◆ **Dataset rows**:
◇ ◇ ◇ ◇ ◇ ◇ ◇
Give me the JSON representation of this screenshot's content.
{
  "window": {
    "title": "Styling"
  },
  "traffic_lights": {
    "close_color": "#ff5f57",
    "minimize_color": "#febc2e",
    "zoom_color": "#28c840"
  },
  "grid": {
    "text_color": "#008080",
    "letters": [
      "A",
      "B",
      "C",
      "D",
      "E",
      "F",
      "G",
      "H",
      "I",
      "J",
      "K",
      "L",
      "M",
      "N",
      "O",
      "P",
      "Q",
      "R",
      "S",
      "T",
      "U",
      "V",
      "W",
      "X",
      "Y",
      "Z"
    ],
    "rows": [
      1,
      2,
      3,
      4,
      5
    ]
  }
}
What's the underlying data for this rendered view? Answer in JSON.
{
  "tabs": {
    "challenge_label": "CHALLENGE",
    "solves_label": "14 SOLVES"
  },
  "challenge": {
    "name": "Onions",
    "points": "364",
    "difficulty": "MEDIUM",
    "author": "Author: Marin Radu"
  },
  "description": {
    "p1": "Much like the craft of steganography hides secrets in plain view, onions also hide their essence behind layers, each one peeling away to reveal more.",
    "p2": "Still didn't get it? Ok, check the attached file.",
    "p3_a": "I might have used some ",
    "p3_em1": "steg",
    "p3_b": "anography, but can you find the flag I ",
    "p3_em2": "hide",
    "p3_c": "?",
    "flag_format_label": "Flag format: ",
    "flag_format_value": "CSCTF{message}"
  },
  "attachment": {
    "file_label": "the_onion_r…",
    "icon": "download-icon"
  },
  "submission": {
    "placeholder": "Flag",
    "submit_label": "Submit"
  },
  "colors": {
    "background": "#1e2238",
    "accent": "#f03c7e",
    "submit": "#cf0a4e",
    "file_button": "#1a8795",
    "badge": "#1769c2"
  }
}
◇ ◇ ◇ ◇ ◇ ◇ ◇
◆ **What you should do**: In the records above, how many lines include the string "view"? Answer with only the number.

◆ **Output below**: 2